Exercise —
Return the lines beginning at the one that contains "Read this page and output its text content." and continuing to the end of the entries, including both ends, exactly as written and nothing else.

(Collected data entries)

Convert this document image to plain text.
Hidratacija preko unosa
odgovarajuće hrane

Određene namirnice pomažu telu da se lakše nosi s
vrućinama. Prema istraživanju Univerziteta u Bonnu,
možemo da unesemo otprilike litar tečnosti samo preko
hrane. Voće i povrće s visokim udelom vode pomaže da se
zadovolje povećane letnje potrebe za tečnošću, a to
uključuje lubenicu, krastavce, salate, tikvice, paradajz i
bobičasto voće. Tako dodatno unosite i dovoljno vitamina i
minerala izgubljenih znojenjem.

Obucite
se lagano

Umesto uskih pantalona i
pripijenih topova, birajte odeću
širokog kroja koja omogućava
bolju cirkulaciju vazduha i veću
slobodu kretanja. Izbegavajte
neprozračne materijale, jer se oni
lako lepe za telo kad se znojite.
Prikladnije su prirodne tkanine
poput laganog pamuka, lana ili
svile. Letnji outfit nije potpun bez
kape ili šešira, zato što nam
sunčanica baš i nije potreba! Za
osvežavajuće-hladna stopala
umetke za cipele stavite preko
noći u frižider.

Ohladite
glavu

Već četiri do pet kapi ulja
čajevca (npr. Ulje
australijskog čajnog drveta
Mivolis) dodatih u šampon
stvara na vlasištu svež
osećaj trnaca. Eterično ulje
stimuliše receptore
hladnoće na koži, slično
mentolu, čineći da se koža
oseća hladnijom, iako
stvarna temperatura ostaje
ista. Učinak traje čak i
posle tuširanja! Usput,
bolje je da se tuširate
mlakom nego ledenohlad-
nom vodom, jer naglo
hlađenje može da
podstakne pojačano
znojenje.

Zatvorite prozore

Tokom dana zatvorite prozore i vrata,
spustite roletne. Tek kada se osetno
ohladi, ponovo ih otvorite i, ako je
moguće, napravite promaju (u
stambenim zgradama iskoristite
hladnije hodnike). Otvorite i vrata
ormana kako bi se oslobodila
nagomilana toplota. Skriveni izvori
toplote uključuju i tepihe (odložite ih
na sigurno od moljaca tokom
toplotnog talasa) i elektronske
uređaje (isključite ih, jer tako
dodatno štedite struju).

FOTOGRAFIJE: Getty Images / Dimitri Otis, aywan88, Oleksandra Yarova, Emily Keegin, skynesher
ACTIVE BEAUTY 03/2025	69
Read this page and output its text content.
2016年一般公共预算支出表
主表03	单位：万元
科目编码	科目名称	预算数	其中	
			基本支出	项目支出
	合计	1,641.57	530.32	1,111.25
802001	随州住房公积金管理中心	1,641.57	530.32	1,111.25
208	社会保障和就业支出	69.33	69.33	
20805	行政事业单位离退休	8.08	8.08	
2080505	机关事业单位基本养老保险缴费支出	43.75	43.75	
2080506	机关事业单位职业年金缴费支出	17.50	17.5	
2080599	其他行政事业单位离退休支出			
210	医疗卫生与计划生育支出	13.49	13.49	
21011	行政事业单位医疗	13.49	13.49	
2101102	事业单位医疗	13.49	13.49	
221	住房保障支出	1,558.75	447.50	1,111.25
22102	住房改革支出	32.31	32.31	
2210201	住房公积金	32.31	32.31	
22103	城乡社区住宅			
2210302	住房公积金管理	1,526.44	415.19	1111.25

Exercise answer —
Read this page and output its text content.
2016年一般公共预算支出表
主表03	单位：万元
科目编码	科目名称	预算数	其中	
			基本支出	项目支出
	合计	1,641.57	530.32	1,111.25
802001	随州住房公积金管理中心	1,641.57	530.32	1,111.25
208	社会保障和就业支出	69.33	69.33	
20805	行政事业单位离退休	8.08	8.08	
2080505	机关事业单位基本养老保险缴费支出	43.75	43.75	
2080506	机关事业单位职业年金缴费支出	17.50	17.5	
2080599	其他行政事业单位离退休支出			
210	医疗卫生与计划生育支出	13.49	13.49	
21011	行政事业单位医疗	13.49	13.49	
2101102	事业单位医疗	13.49	13.49	
221	住房保障支出	1,558.75	447.50	1,111.25
22102	住房改革支出	32.31	32.31	
2210201	住房公积金	32.31	32.31	
22103	城乡社区住宅			
2210302	住房公积金管理	1,526.44	415.19	1111.25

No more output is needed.